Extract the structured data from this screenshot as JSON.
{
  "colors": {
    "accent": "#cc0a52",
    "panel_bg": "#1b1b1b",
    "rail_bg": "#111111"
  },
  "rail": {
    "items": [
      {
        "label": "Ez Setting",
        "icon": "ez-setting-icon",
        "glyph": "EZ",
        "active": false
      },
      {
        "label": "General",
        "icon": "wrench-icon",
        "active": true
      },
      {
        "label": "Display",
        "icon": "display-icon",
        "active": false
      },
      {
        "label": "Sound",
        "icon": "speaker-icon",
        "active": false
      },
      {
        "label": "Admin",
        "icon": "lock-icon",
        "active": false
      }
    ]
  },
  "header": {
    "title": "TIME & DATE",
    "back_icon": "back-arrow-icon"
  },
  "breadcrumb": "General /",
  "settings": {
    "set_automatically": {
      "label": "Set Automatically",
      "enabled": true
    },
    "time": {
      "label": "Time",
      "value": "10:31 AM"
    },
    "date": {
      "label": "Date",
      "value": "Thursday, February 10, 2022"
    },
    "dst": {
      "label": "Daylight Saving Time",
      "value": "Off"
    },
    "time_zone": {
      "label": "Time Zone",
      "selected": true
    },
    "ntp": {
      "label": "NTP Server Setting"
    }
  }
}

----------

--- Task statement ---
Using the listing above, show each line holding the string "label".

--- Exercise result ---
        "label": "Ez Setting",
        "label": "General",
        "label": "Display",
        "label": "Sound",
        "label": "Admin",
      "label": "Set Automatically",
      "label": "Time",
      "label": "Date",
      "label": "Daylight Saving Time",
      "label": "Time Zone",
      "label": "NTP Server Setting"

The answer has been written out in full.